* What is required *
Each entry below should be returned exactly as is, with the pictures removed.

* Provided records *
• • • •
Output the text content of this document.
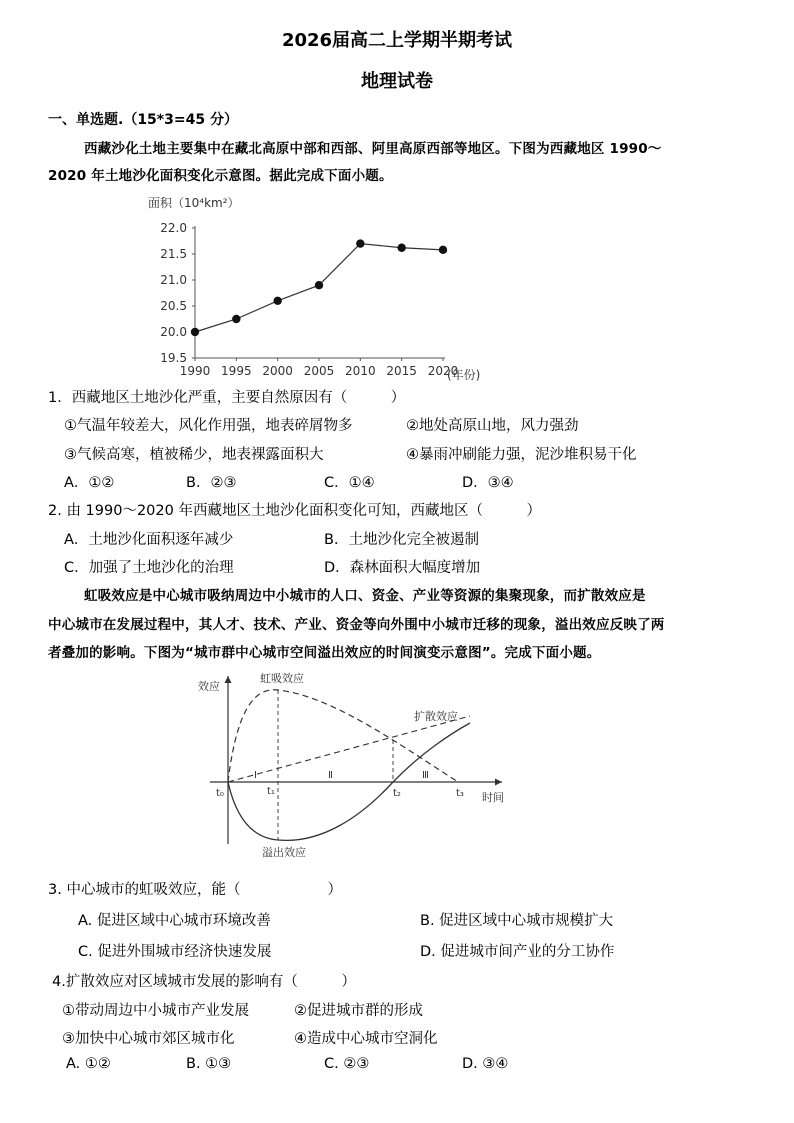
2026届高二上学期半期考试
地理试卷
一、单选题.（15*3=45 分）
西藏沙化土地主要集中在藏北高原中部和西部、阿里高原西部等地区。下图为西藏地区 1990～
2020 年土地沙化面积变化示意图。据此完成下面小题。
面积（10⁴km²）
19.5
20.0
20.5
21.0
21.5
22.0
1990 1995 2000 2005 2010 2015 2020
(年份)
1．西藏地区土地沙化严重，主要自然原因有（　　　）
①气温年较差大，风化作用强，地表碎屑物多	②地处高原山地，风力强劲
③气候高寒，植被稀少，地表裸露面积大	④暴雨冲刷能力强，泥沙堆积易干化
A．①②	B．②③	C．①④	D．③④
2. 由 1990～2020 年西藏地区土地沙化面积变化可知，西藏地区（　　　）
A．土地沙化面积逐年减少	B．土地沙化完全被遏制
C．加强了土地沙化的治理	D．森林面积大幅度增加
虹吸效应是中心城市吸纳周边中小城市的人口、资金、产业等资源的集聚现象，而扩散效应是
中心城市在发展过程中，其人才、技术、产业、资金等向外围中小城市迁移的现象，溢出效应反映了两
者叠加的影响。下图为“城市群中心城市空间溢出效应的时间演变示意图”。完成下面小题。
效应
时间
虹吸效应
扩散效应
溢出效应
t₀	t₁	t₂	t₃
Ⅰ	Ⅱ	Ⅲ
3. 中心城市的虹吸效应，能（　　　　　　）
A. 促进区域中心城市环境改善	B. 促进区域中心城市规模扩大
C. 促进外围城市经济快速发展	D. 促进城市间产业的分工协作
4.扩散效应对区域城市发展的影响有（　　　）
①带动周边中小城市产业发展	②促进城市群的形成
③加快中心城市郊区城市化	④造成中心城市空洞化
A. ①②	B. ①③	C. ②③	D. ③④
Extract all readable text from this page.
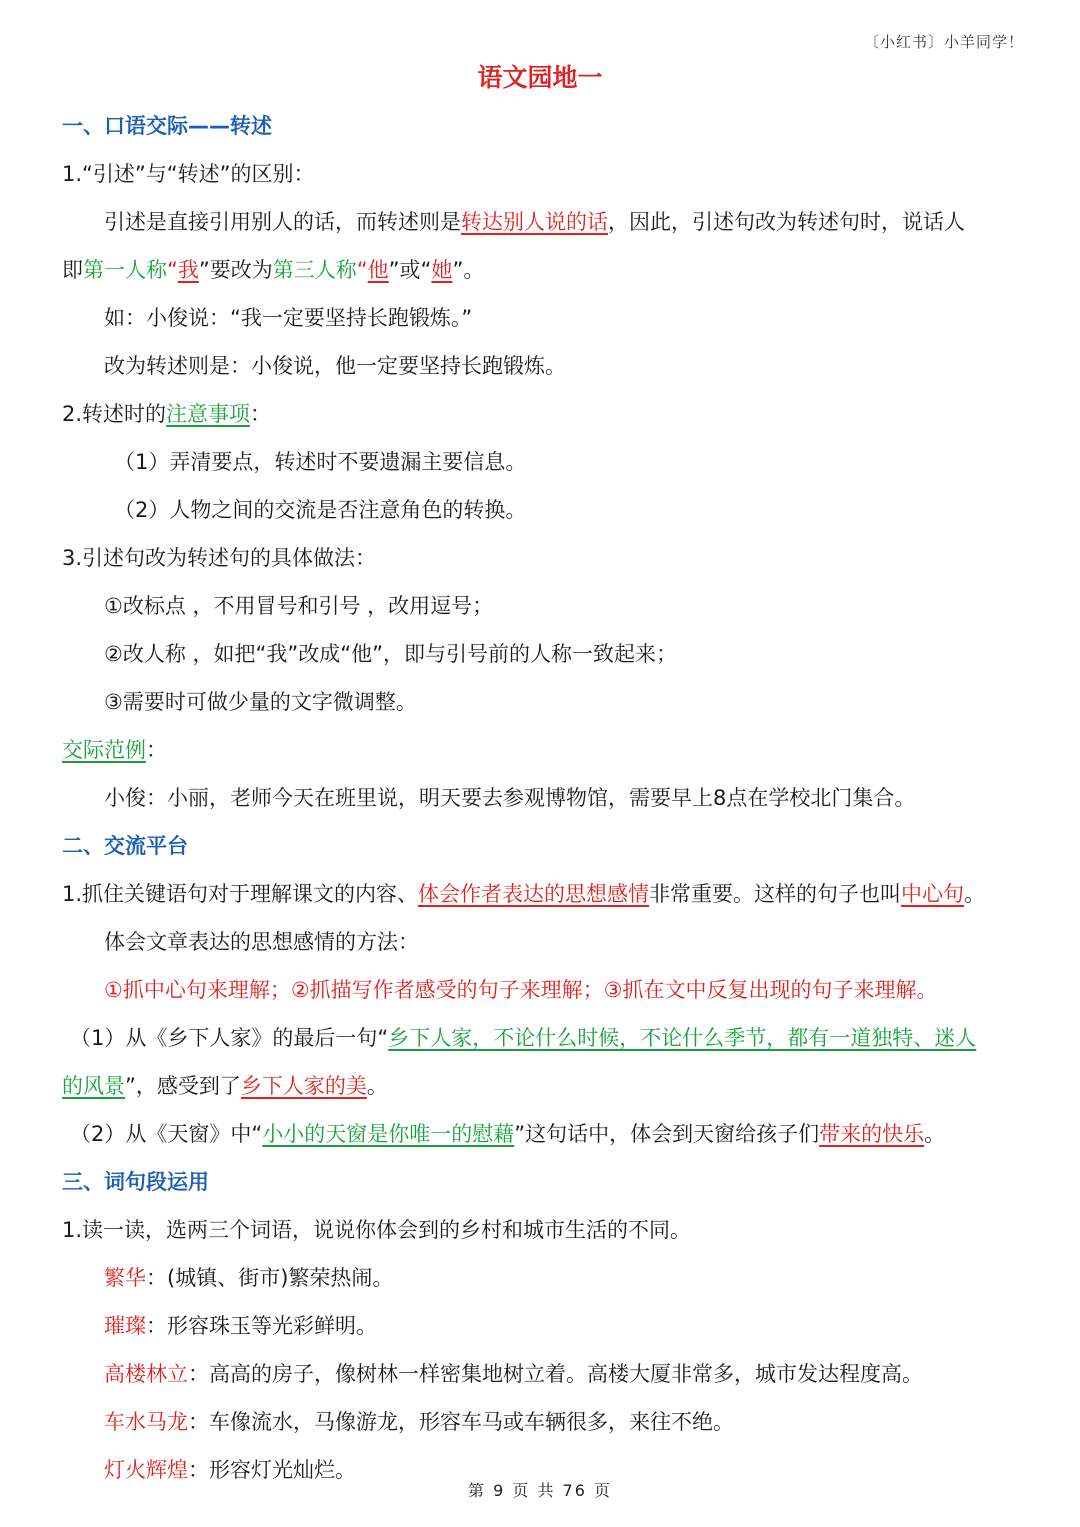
〔小红书〕小羊同学！
语文园地一
一、口语交际——转述
1.“引述”与“转述”的区别：
引述是直接引用别人的话，而转述则是转达别人说的话，因此，引述句改为转述句时，说话人
即第一人称“我”要改为第三人称“他”或“她”。
如：小俊说：“我一定要坚持长跑锻炼。”
改为转述则是：小俊说，他一定要坚持长跑锻炼。
2.转述时的注意事项：
（1）弄清要点，转述时不要遗漏主要信息。
（2）人物之间的交流是否注意角色的转换。
3.引述句改为转述句的具体做法：
①改标点 ，不用冒号和引号 ，改用逗号；
②改人称 ，如把“我”改成“他”，即与引号前的人称一致起来；
③需要时可做少量的文字微调整。
交际范例：
小俊：小丽，老师今天在班里说，明天要去参观博物馆，需要早上8点在学校北门集合。
二、交流平台
1.抓住关键语句对于理解课文的内容、体会作者表达的思想感情非常重要。这样的句子也叫中心句。
体会文章表达的思想感情的方法：
①抓中心句来理解；②抓描写作者感受的句子来理解；③抓在文中反复出现的句子来理解。
（1）从《乡下人家》的最后一句“乡下人家，不论什么时候，不论什么季节，都有一道独特、迷人
的风景”，感受到了乡下人家的美。
（2）从《天窗》中“小小的天窗是你唯一的慰藉”这句话中，体会到天窗给孩子们带来的快乐。
三、词句段运用
1.读一读，选两三个词语，说说你体会到的乡村和城市生活的不同。
繁华：(城镇、街市)繁荣热闹。
璀璨：形容珠玉等光彩鲜明。
高楼林立：高高的房子，像树林一样密集地树立着。高楼大厦非常多，城市发达程度高。
车水马龙：车像流水，马像游龙，形容车马或车辆很多，来往不绝。
灯火辉煌：形容灯光灿烂。
第 9 页 共 76 页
• • • •
* Worked solution *
Output the text content of this document.
2026届高二上学期半期考试
地理试卷
一、单选题.（15*3=45 分）
西藏沙化土地主要集中在藏北高原中部和西部、阿里高原西部等地区。下图为西藏地区 1990～
2020 年土地沙化面积变化示意图。据此完成下面小题。
面积（10⁴km²）
19.5
20.0
20.5
21.0
21.5
22.0
1990 1995 2000 2005 2010 2015 2020
(年份)
1．西藏地区土地沙化严重，主要自然原因有（　　　）
①气温年较差大，风化作用强，地表碎屑物多	②地处高原山地，风力强劲
③气候高寒，植被稀少，地表裸露面积大	④暴雨冲刷能力强，泥沙堆积易干化
A．①②	B．②③	C．①④	D．③④
2. 由 1990～2020 年西藏地区土地沙化面积变化可知，西藏地区（　　　）
A．土地沙化面积逐年减少	B．土地沙化完全被遏制
C．加强了土地沙化的治理	D．森林面积大幅度增加
虹吸效应是中心城市吸纳周边中小城市的人口、资金、产业等资源的集聚现象，而扩散效应是
中心城市在发展过程中，其人才、技术、产业、资金等向外围中小城市迁移的现象，溢出效应反映了两
者叠加的影响。下图为“城市群中心城市空间溢出效应的时间演变示意图”。完成下面小题。
效应
时间
虹吸效应
扩散效应
溢出效应
t₀	t₁	t₂	t₃
Ⅰ	Ⅱ	Ⅲ
3. 中心城市的虹吸效应，能（　　　　　　）
A. 促进区域中心城市环境改善	B. 促进区域中心城市规模扩大
C. 促进外围城市经济快速发展	D. 促进城市间产业的分工协作
4.扩散效应对区域城市发展的影响有（　　　）
①带动周边中小城市产业发展	②促进城市群的形成
③加快中心城市郊区城市化	④造成中心城市空洞化
A. ①②	B. ①③	C. ②③	D. ③④
Extract all readable text from this page.
〔小红书〕小羊同学！
语文园地一
一、口语交际——转述
1.“引述”与“转述”的区别：
引述是直接引用别人的话，而转述则是转达别人说的话，因此，引述句改为转述句时，说话人
即第一人称“我”要改为第三人称“他”或“她”。
如：小俊说：“我一定要坚持长跑锻炼。”
改为转述则是：小俊说，他一定要坚持长跑锻炼。
2.转述时的注意事项：
（1）弄清要点，转述时不要遗漏主要信息。
（2）人物之间的交流是否注意角色的转换。
3.引述句改为转述句的具体做法：
①改标点 ，不用冒号和引号 ，改用逗号；
②改人称 ，如把“我”改成“他”，即与引号前的人称一致起来；
③需要时可做少量的文字微调整。
交际范例：
小俊：小丽，老师今天在班里说，明天要去参观博物馆，需要早上8点在学校北门集合。
二、交流平台
1.抓住关键语句对于理解课文的内容、体会作者表达的思想感情非常重要。这样的句子也叫中心句。
体会文章表达的思想感情的方法：
①抓中心句来理解；②抓描写作者感受的句子来理解；③抓在文中反复出现的句子来理解。
（1）从《乡下人家》的最后一句“乡下人家，不论什么时候，不论什么季节，都有一道独特、迷人
的风景”，感受到了乡下人家的美。
（2）从《天窗》中“小小的天窗是你唯一的慰藉”这句话中，体会到天窗给孩子们带来的快乐。
三、词句段运用
1.读一读，选两三个词语，说说你体会到的乡村和城市生活的不同。
繁华：(城镇、街市)繁荣热闹。
璀璨：形容珠玉等光彩鲜明。
高楼林立：高高的房子，像树林一样密集地树立着。高楼大厦非常多，城市发达程度高。
车水马龙：车像流水，马像游龙，形容车马或车辆很多，来往不绝。
灯火辉煌：形容灯光灿烂。
第 9 页 共 76 页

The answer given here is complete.